(Directions for this task): Leaving out the pictures, retype all the material exactly.

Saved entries
────────

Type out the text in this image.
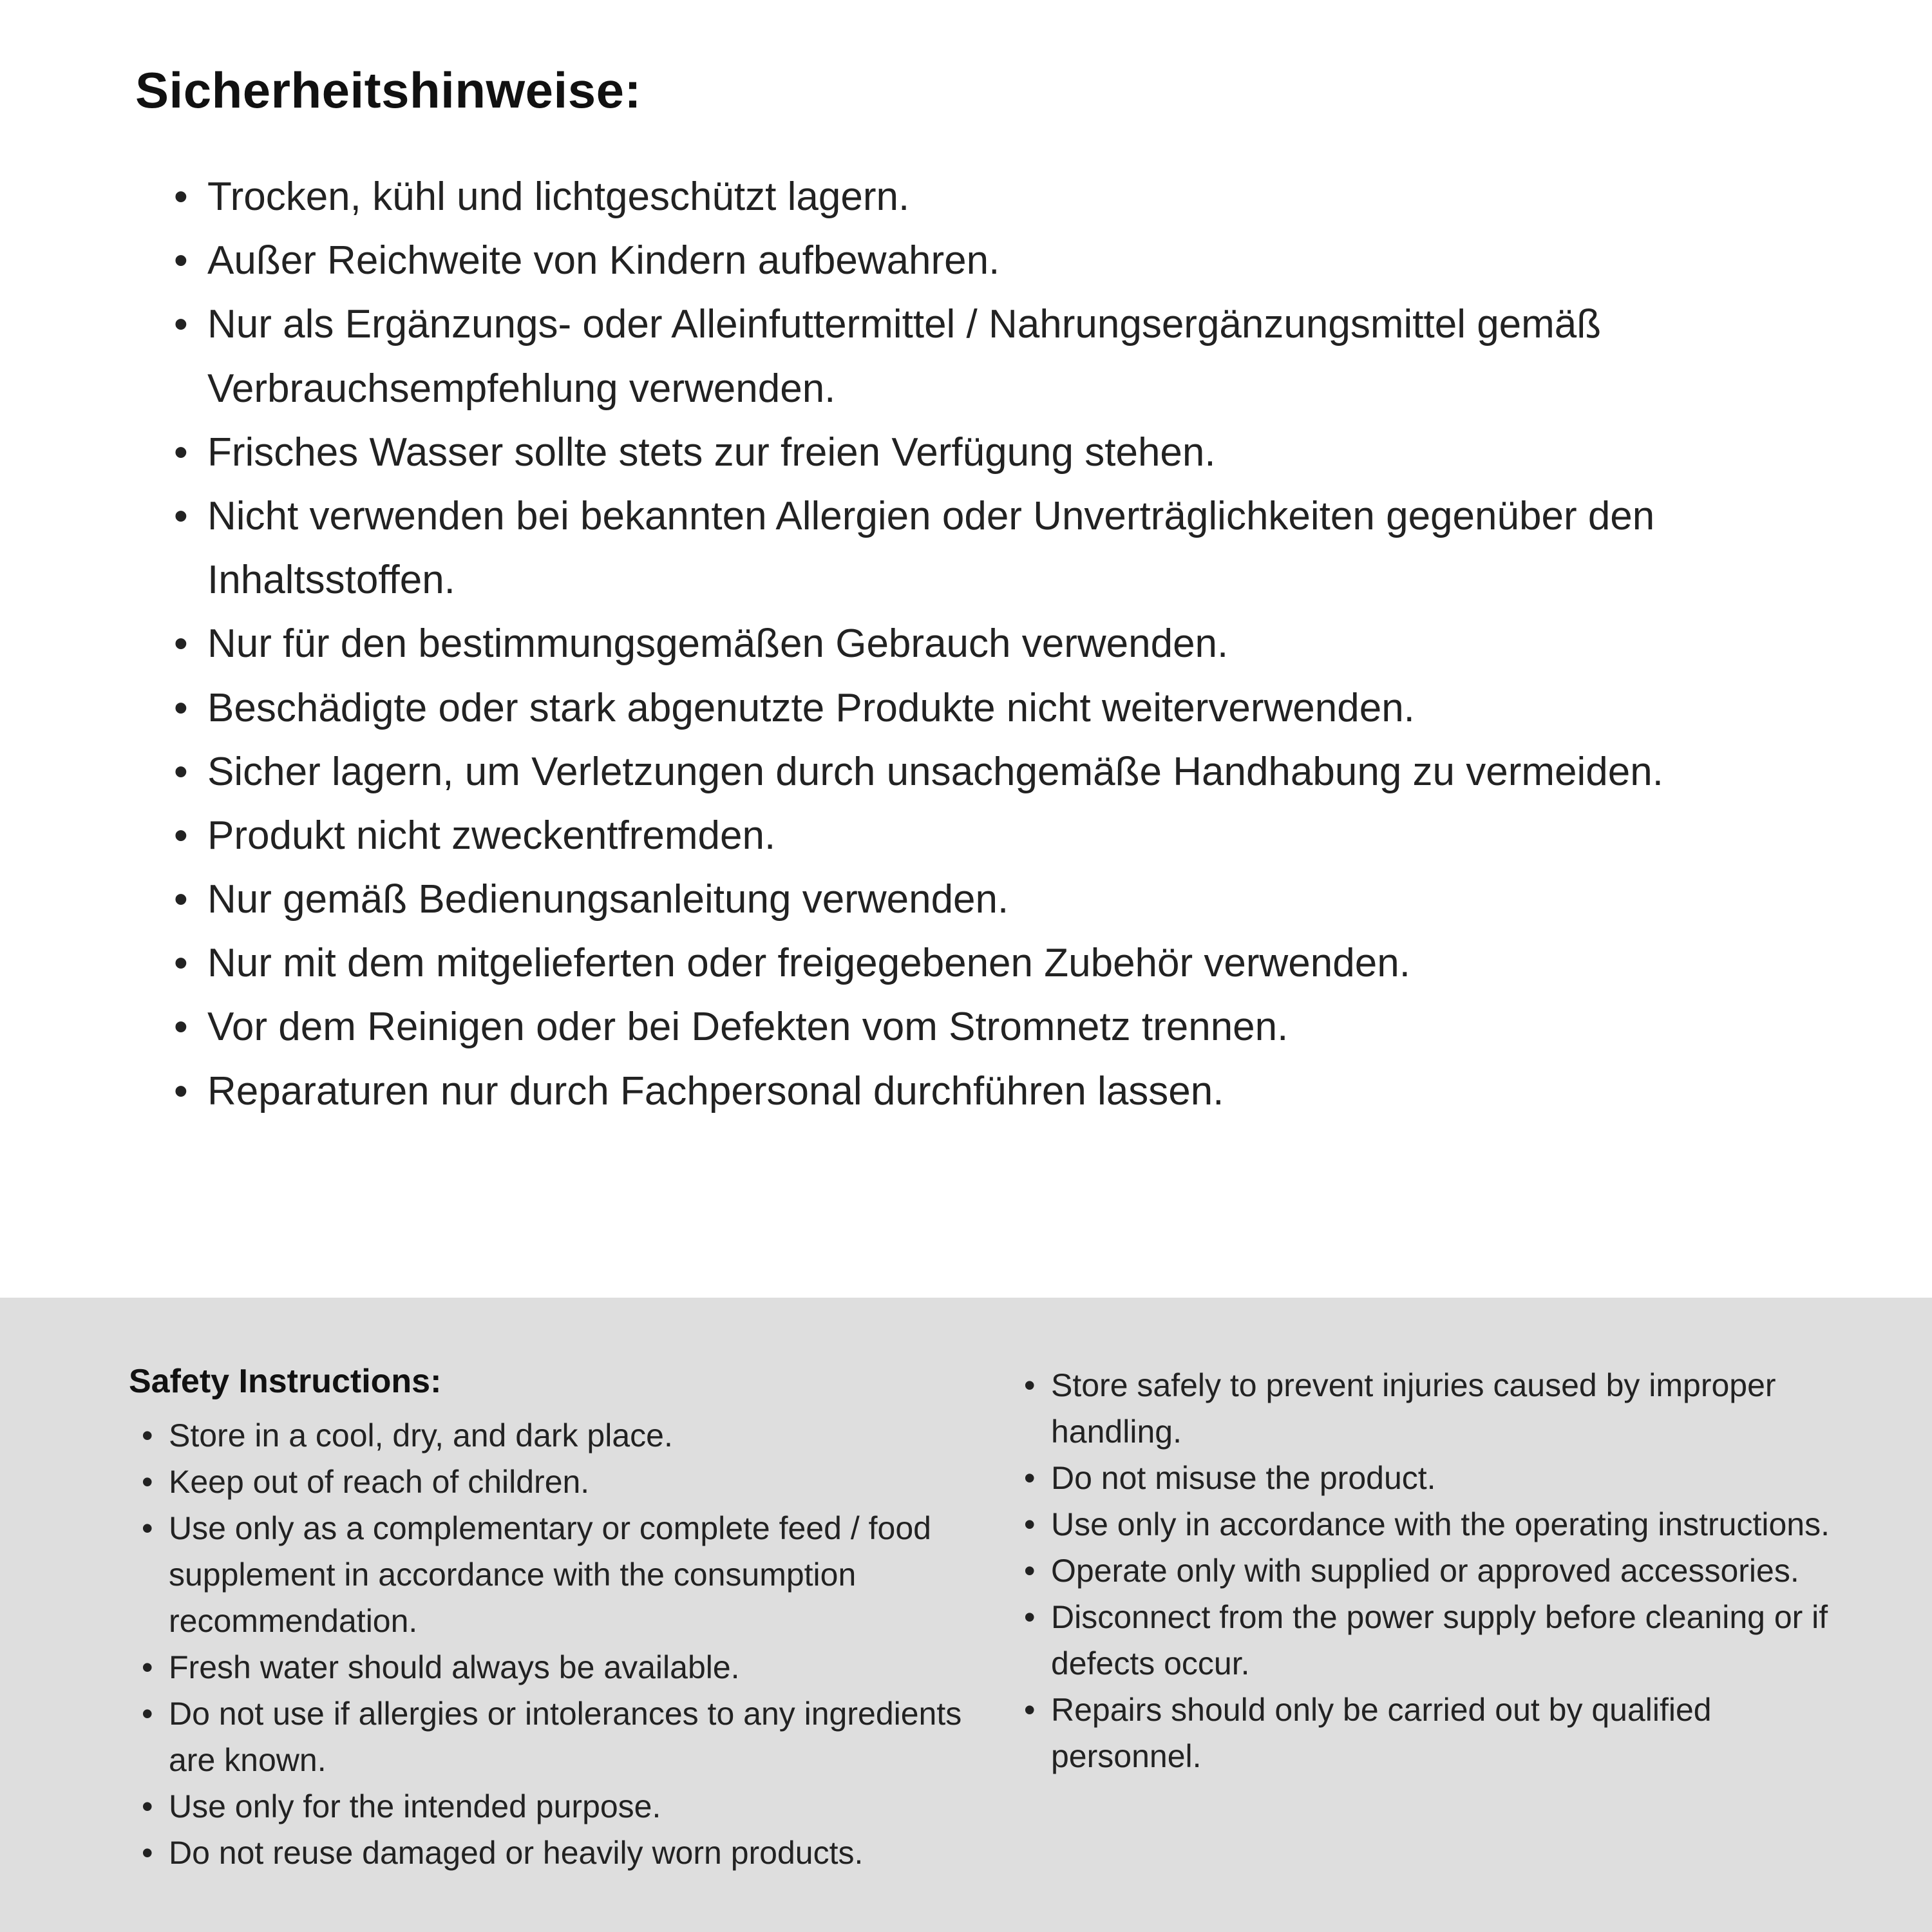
Sicherheitshinweise:
• Trocken, kühl und lichtgeschützt lagern.
• Außer Reichweite von Kindern aufbewahren.
• Nur als Ergänzungs- oder Alleinfuttermittel / Nahrungsergänzungsmittel gemäß Verbrauchsempfehlung verwenden.
• Frisches Wasser sollte stets zur freien Verfügung stehen.
• Nicht verwenden bei bekannten Allergien oder Unverträglichkeiten gegenüber den Inhaltsstoffen.
• Nur für den bestimmungsgemäßen Gebrauch verwenden.
• Beschädigte oder stark abgenutzte Produkte nicht weiterverwenden.
• Sicher lagern, um Verletzungen durch unsachgemäße Handhabung zu vermeiden.
• Produkt nicht zweckentfremden.
• Nur gemäß Bedienungsanleitung verwenden.
• Nur mit dem mitgelieferten oder freigegebenen Zubehör verwenden.
• Vor dem Reinigen oder bei Defekten vom Stromnetz trennen.
• Reparaturen nur durch Fachpersonal durchführen lassen.
Safety Instructions:
• Store in a cool, dry, and dark place.
• Keep out of reach of children.
• Use only as a complementary or complete feed / food supplement in accordance with the consumption recommendation.
• Fresh water should always be available.
• Do not use if allergies or intolerances to any ingredients are known.
• Use only for the intended purpose.
• Do not reuse damaged or heavily worn products.
• Store safely to prevent injuries caused by improper handling.
• Do not misuse the product.
• Use only in accordance with the operating instructions.
• Operate only with supplied or approved accessories.
• Disconnect from the power supply before cleaning or if defects occur.
• Repairs should only be carried out by qualified personnel.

────────

(Output for this task):
Type out the text in this image.
Sicherheitshinweise:
• Trocken, kühl und lichtgeschützt lagern.
• Außer Reichweite von Kindern aufbewahren.
• Nur als Ergänzungs- oder Alleinfuttermittel / Nahrungsergänzungsmittel gemäß Verbrauchsempfehlung verwenden.
• Frisches Wasser sollte stets zur freien Verfügung stehen.
• Nicht verwenden bei bekannten Allergien oder Unverträglichkeiten gegenüber den Inhaltsstoffen.
• Nur für den bestimmungsgemäßen Gebrauch verwenden.
• Beschädigte oder stark abgenutzte Produkte nicht weiterverwenden.
• Sicher lagern, um Verletzungen durch unsachgemäße Handhabung zu vermeiden.
• Produkt nicht zweckentfremden.
• Nur gemäß Bedienungsanleitung verwenden.
• Nur mit dem mitgelieferten oder freigegebenen Zubehör verwenden.
• Vor dem Reinigen oder bei Defekten vom Stromnetz trennen.
• Reparaturen nur durch Fachpersonal durchführen lassen.
Safety Instructions:
• Store in a cool, dry, and dark place.
• Keep out of reach of children.
• Use only as a complementary or complete feed / food supplement in accordance with the consumption recommendation.
• Fresh water should always be available.
• Do not use if allergies or intolerances to any ingredients are known.
• Use only for the intended purpose.
• Do not reuse damaged or heavily worn products.
• Store safely to prevent injuries caused by improper handling.
• Do not misuse the product.
• Use only in accordance with the operating instructions.
• Operate only with supplied or approved accessories.
• Disconnect from the power supply before cleaning or if defects occur.
• Repairs should only be carried out by qualified personnel.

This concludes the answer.